• [The records]
▶
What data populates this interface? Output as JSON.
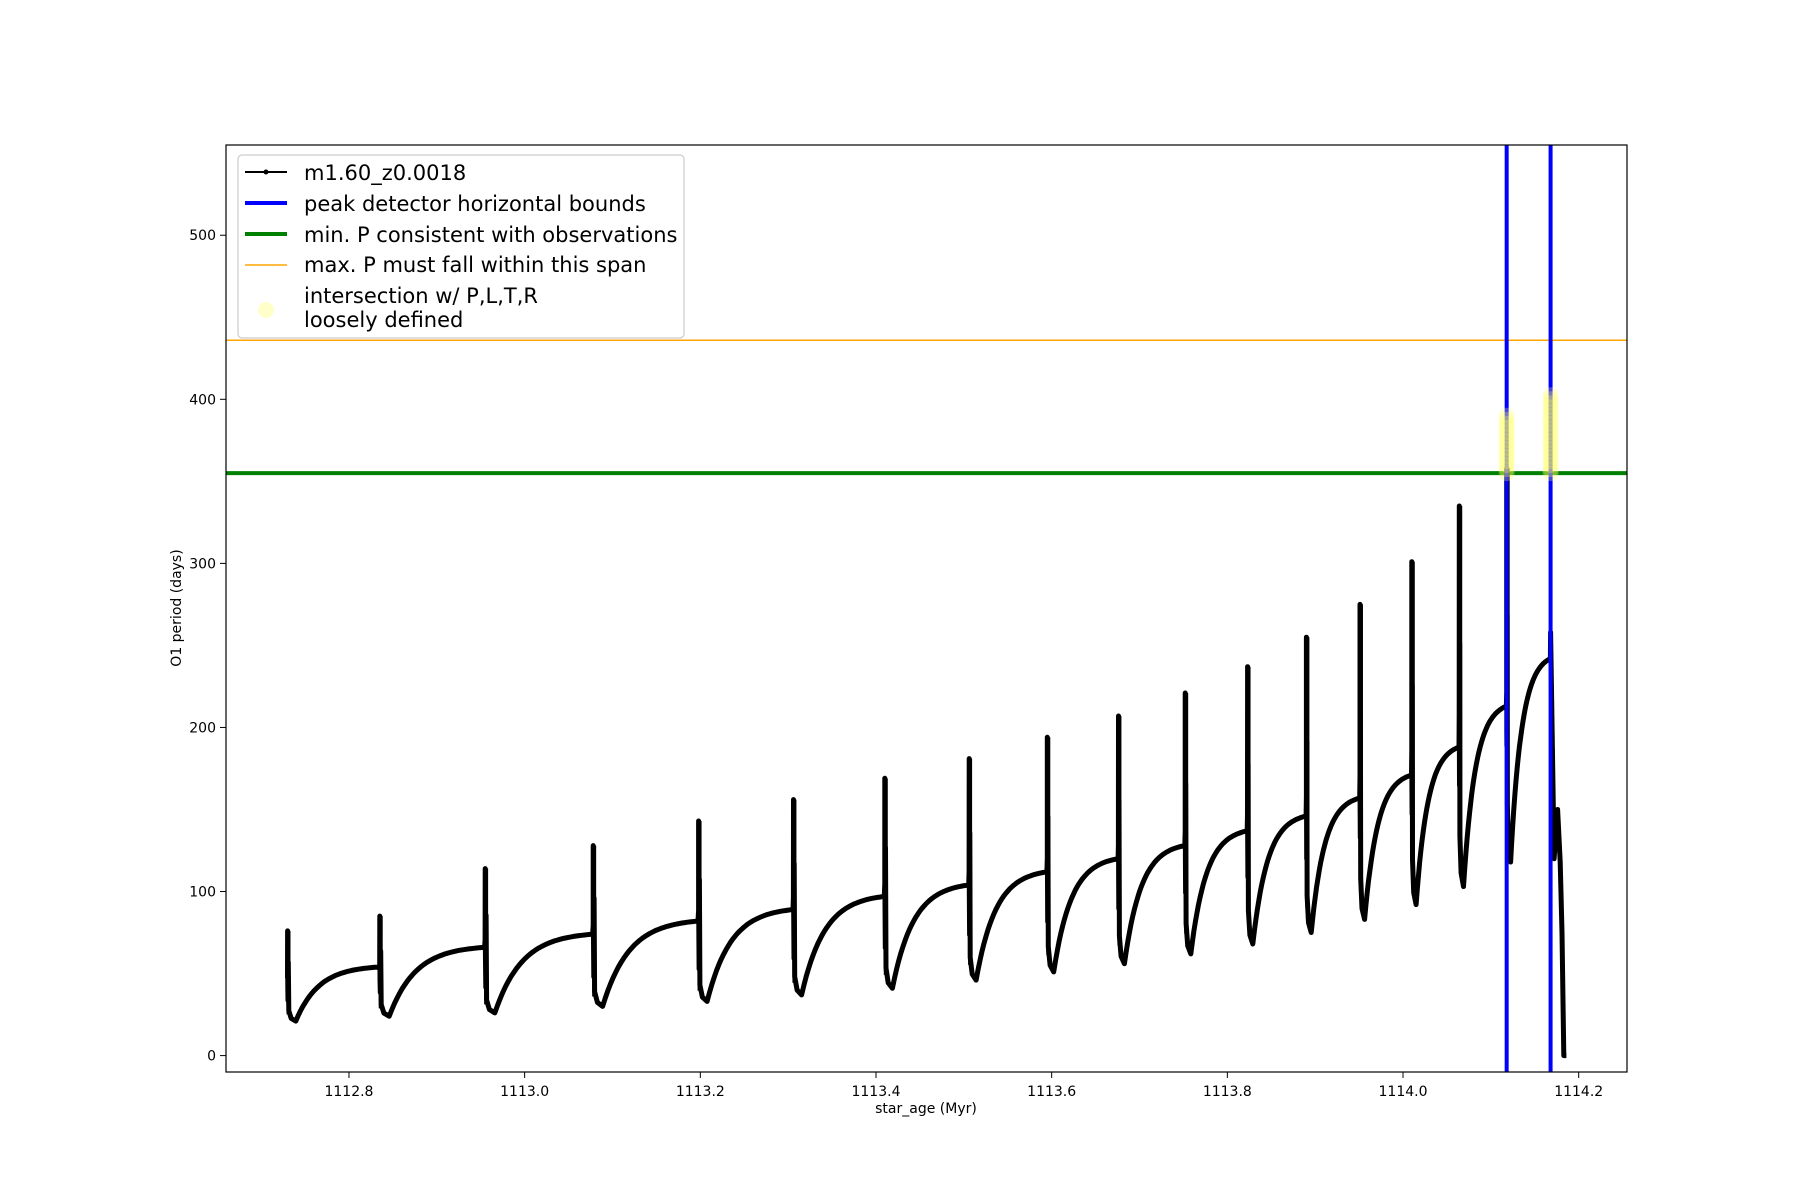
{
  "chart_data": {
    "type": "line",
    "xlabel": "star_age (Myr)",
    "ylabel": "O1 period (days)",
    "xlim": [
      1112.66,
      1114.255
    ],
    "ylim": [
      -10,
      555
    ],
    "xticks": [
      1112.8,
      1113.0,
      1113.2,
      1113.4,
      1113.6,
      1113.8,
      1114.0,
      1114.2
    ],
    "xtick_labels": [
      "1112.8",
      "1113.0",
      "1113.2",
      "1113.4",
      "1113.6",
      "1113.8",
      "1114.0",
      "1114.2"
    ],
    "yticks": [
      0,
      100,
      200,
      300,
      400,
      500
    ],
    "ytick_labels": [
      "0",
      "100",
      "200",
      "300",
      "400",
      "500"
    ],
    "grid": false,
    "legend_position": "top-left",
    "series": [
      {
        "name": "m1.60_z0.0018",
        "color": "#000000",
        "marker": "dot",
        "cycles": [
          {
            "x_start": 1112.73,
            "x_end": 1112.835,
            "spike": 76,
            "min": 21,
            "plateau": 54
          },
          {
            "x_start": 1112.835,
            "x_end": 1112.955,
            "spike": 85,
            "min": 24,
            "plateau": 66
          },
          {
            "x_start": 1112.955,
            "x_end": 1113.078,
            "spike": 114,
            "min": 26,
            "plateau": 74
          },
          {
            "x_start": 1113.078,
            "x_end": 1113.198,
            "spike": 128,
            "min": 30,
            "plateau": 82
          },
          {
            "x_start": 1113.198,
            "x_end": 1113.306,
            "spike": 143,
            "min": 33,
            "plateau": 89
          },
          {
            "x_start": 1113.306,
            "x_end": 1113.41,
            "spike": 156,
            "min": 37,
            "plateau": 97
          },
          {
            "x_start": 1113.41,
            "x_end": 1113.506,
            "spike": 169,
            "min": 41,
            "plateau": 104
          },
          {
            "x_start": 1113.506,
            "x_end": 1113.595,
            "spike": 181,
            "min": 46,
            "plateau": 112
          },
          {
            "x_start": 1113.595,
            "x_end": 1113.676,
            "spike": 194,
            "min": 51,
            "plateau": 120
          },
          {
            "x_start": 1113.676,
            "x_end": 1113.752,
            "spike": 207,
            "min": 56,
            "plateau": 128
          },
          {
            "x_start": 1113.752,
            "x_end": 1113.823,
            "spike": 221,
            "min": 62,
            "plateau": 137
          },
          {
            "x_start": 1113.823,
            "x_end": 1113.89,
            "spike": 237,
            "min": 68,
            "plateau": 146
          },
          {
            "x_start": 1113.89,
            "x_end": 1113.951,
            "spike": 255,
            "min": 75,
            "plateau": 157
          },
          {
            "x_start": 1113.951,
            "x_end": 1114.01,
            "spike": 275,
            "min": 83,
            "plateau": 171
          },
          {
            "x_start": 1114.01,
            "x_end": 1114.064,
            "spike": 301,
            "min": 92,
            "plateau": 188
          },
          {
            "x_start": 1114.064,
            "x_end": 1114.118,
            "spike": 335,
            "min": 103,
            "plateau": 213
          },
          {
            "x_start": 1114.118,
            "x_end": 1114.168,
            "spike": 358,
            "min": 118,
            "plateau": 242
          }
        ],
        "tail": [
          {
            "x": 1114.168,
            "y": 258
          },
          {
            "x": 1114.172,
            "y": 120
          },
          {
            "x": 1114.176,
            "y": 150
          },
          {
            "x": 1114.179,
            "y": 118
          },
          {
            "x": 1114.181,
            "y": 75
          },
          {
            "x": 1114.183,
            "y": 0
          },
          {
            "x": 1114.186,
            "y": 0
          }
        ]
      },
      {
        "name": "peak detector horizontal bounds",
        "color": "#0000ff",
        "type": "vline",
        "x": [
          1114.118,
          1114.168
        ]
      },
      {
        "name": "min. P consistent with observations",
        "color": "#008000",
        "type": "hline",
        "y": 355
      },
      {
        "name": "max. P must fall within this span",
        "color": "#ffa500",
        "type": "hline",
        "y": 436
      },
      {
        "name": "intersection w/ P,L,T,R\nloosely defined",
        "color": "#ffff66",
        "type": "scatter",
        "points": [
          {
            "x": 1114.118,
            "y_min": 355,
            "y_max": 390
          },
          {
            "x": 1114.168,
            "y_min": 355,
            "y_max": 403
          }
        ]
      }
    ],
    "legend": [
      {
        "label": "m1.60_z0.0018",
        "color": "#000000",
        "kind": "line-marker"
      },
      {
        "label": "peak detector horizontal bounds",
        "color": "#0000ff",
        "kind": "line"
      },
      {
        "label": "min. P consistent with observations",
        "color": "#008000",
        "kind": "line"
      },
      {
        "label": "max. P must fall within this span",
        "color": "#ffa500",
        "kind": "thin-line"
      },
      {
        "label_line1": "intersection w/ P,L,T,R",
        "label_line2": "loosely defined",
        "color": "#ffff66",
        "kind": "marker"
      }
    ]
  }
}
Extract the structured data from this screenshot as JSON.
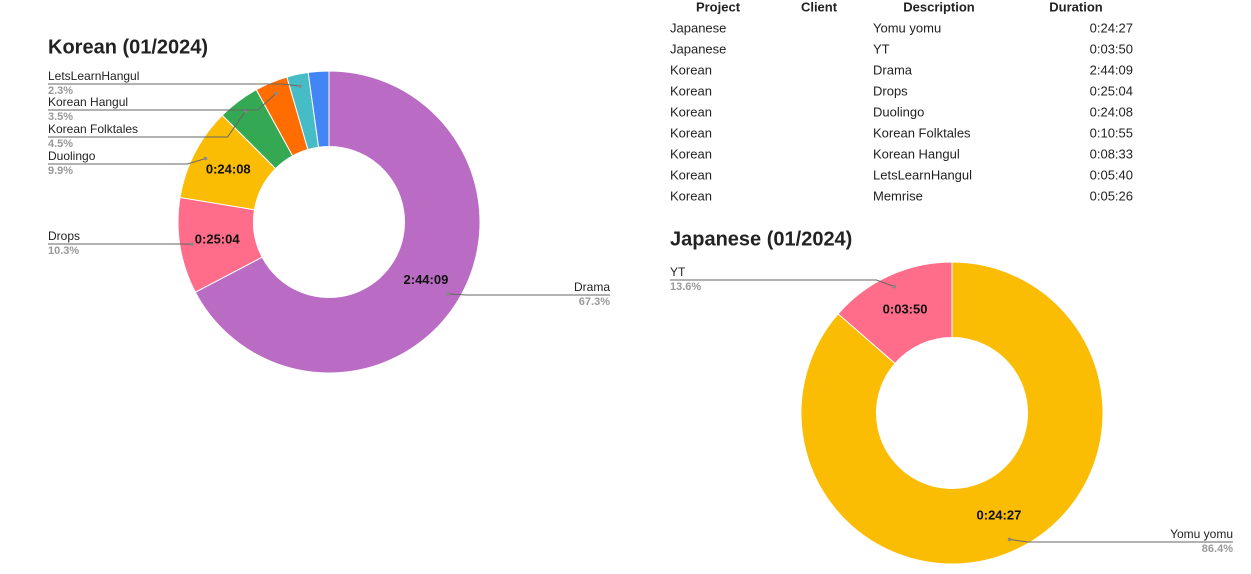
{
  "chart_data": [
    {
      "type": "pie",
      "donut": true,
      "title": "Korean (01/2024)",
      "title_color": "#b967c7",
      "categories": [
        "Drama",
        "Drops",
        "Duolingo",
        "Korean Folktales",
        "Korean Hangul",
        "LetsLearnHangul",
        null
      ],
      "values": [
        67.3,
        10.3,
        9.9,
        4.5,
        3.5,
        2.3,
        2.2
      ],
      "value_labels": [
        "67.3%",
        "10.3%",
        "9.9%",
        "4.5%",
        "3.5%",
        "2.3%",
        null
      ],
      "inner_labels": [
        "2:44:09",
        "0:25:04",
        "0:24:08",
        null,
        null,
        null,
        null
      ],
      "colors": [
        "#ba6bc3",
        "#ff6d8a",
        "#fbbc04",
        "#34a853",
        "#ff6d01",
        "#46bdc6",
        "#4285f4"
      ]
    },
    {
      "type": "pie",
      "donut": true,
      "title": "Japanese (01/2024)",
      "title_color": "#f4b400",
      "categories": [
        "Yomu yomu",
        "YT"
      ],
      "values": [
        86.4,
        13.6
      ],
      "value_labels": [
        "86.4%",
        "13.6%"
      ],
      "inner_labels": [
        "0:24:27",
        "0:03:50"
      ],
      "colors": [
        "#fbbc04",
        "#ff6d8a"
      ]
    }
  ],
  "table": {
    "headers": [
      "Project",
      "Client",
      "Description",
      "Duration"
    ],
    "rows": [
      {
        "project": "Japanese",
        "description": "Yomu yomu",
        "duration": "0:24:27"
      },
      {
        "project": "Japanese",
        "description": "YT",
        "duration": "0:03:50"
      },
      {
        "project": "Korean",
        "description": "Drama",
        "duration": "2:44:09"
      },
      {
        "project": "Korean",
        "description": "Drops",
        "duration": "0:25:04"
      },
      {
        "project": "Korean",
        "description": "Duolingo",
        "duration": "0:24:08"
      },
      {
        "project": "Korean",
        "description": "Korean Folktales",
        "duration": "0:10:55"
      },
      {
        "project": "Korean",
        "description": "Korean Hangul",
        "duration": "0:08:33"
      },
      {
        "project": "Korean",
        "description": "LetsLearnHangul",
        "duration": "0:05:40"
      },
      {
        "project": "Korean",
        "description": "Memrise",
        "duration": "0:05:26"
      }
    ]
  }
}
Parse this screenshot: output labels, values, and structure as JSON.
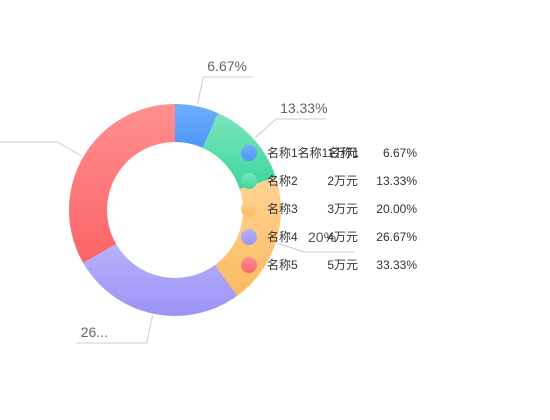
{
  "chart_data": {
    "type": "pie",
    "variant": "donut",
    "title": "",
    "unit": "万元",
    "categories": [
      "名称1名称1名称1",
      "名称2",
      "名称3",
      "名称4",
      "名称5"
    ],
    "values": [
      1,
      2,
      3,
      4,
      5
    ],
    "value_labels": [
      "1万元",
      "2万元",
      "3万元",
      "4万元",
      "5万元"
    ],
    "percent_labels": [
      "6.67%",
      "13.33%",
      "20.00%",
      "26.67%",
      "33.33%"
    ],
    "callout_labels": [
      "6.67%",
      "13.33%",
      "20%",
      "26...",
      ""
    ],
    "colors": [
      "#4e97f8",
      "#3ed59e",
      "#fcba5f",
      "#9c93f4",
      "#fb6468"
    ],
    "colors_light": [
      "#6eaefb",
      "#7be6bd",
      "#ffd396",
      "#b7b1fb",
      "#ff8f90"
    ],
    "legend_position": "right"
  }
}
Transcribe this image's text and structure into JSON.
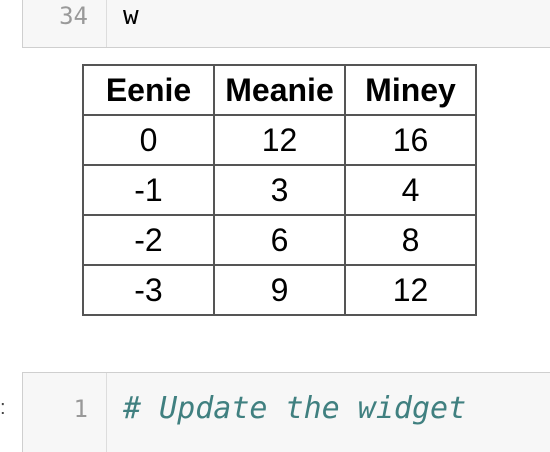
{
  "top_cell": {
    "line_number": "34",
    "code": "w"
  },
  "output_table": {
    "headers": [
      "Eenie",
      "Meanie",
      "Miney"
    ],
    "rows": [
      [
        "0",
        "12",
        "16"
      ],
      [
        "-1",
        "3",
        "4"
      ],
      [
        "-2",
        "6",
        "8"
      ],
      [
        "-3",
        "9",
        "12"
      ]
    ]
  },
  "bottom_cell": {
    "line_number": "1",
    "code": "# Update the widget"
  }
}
◀
• [What is required]
Output the line containing "Transcribe this image's" and each line after it, through the end of the material, exactly as given. No pictures belong in the output.

• [Final result]
Transcribe this image's text and structure into JSON.
{
  "top_cell": {
    "line_number": "34",
    "code": "w"
  },
  "output_table": {
    "headers": [
      "Eenie",
      "Meanie",
      "Miney"
    ],
    "rows": [
      [
        "0",
        "12",
        "16"
      ],
      [
        "-1",
        "3",
        "4"
      ],
      [
        "-2",
        "6",
        "8"
      ],
      [
        "-3",
        "9",
        "12"
      ]
    ]
  },
  "bottom_cell": {
    "line_number": "1",
    "code": "# Update the widget"
  }
}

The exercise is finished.